───── INPUT MATERIAL ─────

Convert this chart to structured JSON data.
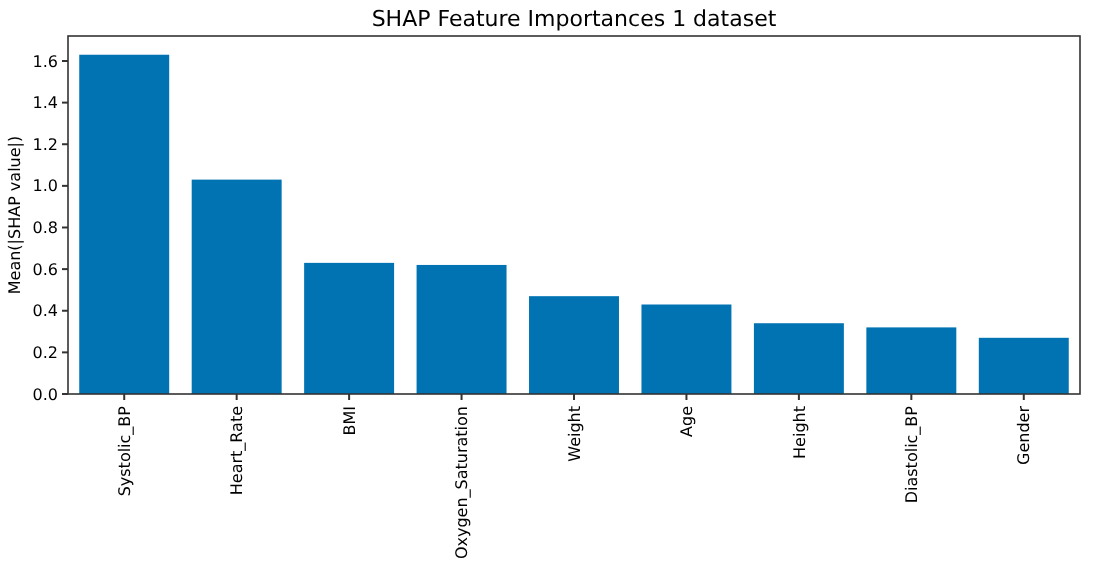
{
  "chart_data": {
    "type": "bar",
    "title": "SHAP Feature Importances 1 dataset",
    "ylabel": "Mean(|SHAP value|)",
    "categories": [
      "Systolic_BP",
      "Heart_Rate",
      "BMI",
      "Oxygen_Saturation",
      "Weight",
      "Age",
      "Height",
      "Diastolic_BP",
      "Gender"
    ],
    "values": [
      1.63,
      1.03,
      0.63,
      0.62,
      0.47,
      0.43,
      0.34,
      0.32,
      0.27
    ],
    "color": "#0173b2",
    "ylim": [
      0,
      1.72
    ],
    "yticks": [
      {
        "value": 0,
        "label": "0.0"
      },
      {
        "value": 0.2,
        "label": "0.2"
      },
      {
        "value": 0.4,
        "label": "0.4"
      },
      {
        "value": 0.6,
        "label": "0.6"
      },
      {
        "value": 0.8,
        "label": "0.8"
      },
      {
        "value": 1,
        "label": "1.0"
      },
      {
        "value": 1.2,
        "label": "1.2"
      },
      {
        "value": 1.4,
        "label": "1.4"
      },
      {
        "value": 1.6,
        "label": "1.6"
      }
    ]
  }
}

─────
───── INPUT MATERIAL ─────

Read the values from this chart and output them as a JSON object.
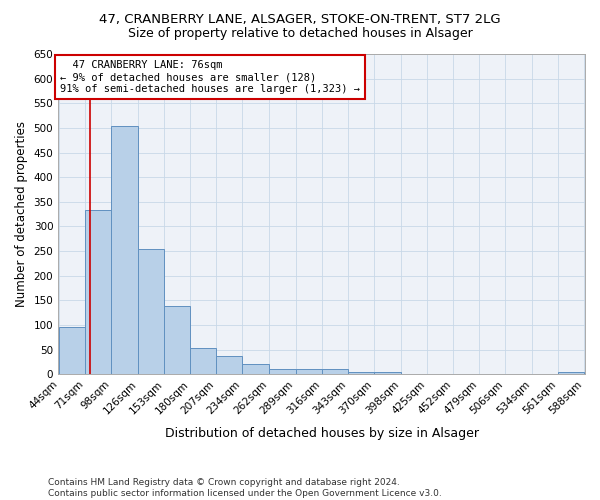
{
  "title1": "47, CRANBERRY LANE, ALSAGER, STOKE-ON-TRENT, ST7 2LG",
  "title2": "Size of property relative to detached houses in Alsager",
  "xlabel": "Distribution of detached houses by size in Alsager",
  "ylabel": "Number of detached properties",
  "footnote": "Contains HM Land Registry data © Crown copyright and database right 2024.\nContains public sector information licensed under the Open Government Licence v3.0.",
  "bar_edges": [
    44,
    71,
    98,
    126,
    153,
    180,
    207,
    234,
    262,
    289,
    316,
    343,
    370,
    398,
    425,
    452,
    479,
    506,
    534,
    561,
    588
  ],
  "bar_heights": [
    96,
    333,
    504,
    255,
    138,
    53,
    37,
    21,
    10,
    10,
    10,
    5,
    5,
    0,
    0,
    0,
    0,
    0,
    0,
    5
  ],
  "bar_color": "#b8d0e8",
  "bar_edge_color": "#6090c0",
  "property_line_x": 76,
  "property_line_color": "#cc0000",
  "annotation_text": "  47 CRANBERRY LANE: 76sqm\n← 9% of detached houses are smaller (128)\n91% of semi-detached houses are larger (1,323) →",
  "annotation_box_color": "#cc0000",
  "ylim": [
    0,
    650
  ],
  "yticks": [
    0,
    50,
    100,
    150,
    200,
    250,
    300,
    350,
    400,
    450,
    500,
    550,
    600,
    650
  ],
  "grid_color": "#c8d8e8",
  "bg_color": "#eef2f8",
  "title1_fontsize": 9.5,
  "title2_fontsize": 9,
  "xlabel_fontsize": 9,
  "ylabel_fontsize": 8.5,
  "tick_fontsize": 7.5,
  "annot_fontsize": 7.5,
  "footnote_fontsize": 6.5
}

─────

SET PROBLEM: How many lines in the listing contain "this"? Answer with the number alone.

RESPONSE TO THE EXERCISE: 2